Task to complete
In the listing below, locate the lines that hold "DOSPĚLÝCH" and copy them.

Recorded information
"""

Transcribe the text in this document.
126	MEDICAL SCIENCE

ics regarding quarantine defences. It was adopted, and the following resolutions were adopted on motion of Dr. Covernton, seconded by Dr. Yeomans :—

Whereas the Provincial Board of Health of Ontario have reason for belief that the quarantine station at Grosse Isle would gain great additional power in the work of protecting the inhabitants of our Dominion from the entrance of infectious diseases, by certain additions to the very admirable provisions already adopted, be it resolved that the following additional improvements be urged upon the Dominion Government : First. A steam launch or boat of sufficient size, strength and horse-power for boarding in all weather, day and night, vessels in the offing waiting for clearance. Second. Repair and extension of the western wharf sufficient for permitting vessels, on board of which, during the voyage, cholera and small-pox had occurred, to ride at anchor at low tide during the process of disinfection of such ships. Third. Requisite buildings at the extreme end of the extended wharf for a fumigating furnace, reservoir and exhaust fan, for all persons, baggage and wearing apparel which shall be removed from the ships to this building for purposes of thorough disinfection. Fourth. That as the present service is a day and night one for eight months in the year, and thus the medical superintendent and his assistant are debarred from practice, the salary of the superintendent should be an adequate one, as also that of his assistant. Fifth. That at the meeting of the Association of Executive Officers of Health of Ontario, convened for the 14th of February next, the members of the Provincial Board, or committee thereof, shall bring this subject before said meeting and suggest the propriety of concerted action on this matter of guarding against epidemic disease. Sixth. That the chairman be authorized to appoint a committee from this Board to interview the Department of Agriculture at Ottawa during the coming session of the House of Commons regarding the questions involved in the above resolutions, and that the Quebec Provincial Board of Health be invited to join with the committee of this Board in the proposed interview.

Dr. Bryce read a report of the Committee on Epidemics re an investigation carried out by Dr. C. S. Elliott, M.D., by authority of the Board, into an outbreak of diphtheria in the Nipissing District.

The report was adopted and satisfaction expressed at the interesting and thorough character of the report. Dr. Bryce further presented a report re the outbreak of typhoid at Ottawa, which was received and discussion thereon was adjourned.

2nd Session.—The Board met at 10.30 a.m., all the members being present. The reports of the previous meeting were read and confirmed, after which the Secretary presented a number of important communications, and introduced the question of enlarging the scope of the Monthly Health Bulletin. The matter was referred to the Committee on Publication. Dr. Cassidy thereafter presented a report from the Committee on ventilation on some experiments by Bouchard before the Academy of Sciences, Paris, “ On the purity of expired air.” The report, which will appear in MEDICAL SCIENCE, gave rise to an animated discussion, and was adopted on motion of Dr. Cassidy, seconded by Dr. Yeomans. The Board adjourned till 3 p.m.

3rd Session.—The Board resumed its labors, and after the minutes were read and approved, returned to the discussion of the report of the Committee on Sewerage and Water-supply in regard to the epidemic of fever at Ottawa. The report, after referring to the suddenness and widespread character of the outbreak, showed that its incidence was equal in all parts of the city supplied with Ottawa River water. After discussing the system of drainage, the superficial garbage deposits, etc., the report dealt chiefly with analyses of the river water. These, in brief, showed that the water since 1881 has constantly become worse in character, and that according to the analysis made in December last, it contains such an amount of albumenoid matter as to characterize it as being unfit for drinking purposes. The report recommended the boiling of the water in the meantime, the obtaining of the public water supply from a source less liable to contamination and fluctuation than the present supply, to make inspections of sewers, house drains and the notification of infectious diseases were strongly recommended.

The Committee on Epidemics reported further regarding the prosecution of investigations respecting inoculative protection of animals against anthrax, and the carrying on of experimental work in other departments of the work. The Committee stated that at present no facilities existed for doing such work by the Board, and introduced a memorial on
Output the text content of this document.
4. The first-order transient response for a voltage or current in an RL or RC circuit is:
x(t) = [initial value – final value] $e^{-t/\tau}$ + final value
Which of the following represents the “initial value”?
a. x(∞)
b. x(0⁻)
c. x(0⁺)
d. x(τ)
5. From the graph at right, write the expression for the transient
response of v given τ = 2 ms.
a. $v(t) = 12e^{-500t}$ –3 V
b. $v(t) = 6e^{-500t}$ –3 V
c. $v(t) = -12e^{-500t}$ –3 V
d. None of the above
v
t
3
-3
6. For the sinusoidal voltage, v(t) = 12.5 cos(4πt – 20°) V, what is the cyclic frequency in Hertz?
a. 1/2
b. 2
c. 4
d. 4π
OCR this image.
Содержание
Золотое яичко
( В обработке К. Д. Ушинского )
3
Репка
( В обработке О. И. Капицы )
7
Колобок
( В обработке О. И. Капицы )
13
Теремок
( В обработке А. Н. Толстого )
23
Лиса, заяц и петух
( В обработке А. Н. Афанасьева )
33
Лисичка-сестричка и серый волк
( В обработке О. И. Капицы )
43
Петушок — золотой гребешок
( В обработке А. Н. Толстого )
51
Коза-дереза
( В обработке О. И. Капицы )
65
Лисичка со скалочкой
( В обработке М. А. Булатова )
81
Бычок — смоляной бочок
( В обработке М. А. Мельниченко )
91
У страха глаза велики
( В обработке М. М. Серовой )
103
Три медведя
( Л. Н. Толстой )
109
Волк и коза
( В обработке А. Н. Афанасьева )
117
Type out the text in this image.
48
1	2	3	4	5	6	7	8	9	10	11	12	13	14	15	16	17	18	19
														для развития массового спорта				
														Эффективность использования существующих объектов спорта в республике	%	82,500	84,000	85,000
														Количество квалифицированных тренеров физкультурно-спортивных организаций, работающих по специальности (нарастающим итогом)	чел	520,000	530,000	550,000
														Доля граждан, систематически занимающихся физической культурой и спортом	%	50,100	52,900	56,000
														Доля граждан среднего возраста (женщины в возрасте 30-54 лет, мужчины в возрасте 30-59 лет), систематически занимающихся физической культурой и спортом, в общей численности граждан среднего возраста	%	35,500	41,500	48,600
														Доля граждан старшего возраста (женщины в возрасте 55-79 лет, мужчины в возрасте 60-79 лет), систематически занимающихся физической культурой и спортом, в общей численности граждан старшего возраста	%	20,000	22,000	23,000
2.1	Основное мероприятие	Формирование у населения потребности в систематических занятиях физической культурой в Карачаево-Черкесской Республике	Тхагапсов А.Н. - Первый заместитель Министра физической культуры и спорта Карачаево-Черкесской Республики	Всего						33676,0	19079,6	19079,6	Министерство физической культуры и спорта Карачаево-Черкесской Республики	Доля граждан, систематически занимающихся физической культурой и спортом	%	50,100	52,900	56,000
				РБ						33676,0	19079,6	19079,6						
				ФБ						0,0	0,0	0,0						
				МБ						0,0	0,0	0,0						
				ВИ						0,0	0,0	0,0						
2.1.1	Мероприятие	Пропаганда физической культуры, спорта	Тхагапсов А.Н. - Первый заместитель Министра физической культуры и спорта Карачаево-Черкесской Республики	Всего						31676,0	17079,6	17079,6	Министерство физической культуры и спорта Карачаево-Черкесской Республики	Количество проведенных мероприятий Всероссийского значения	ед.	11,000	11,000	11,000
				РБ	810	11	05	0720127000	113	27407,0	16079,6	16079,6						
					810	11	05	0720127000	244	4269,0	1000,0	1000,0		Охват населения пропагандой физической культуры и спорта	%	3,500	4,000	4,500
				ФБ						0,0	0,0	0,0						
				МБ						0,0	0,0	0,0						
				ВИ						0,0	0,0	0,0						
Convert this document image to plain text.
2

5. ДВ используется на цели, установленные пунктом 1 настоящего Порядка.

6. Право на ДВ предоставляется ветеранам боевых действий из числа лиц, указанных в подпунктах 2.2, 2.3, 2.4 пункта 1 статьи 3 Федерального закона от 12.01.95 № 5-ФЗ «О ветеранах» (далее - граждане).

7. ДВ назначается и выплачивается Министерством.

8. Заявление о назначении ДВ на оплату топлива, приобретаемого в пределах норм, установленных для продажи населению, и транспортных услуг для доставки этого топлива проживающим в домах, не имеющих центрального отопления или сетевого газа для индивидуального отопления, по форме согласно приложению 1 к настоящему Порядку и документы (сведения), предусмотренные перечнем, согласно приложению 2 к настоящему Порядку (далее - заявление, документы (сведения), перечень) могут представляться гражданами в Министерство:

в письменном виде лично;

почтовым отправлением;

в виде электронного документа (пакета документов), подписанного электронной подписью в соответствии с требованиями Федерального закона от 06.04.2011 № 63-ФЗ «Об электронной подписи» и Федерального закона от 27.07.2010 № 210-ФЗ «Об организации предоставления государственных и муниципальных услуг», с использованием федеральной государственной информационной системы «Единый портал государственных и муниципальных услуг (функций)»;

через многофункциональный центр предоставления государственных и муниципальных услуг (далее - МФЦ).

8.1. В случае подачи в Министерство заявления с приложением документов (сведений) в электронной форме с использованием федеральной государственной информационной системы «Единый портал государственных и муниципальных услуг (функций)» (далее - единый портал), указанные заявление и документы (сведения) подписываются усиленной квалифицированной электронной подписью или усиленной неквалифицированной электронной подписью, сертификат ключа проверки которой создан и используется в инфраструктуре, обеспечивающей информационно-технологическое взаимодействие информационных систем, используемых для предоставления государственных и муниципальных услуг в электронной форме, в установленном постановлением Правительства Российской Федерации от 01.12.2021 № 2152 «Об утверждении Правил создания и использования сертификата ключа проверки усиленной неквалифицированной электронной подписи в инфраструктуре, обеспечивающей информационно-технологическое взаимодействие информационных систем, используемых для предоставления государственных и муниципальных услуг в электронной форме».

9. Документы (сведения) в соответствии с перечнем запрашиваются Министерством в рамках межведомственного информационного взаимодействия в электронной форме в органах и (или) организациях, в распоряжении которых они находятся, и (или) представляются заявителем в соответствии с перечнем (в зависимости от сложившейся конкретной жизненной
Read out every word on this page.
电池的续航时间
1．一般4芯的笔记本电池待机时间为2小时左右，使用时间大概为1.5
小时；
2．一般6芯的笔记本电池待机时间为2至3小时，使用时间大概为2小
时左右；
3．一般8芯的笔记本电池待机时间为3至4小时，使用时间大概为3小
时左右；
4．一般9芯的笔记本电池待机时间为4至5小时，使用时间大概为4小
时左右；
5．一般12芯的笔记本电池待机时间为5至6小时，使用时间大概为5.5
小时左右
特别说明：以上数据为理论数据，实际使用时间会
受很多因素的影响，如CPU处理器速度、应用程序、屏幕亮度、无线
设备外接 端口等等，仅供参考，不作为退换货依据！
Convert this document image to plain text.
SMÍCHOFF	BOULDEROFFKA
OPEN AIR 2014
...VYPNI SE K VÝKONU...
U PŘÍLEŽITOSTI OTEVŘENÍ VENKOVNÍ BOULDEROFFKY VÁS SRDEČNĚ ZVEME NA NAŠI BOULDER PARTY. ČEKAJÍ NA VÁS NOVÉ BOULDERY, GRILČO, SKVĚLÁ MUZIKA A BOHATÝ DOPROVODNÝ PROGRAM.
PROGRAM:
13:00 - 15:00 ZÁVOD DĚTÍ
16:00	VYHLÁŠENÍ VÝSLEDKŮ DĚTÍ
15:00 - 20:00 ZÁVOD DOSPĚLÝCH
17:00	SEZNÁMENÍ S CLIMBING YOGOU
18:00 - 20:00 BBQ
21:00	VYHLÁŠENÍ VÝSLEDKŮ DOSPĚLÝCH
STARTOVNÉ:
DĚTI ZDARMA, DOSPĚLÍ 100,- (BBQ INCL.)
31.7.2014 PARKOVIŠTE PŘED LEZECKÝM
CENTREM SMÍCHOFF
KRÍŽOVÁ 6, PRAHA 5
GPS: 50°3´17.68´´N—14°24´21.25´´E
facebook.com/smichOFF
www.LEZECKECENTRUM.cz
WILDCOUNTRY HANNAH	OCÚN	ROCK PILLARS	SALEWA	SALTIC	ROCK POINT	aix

"""

Exercise answer
15:00 - 20:00 ZÁVOD DOSPĚLÝCH
21:00	VYHLÁŠENÍ VÝSLEDKŮ DOSPĚLÝCH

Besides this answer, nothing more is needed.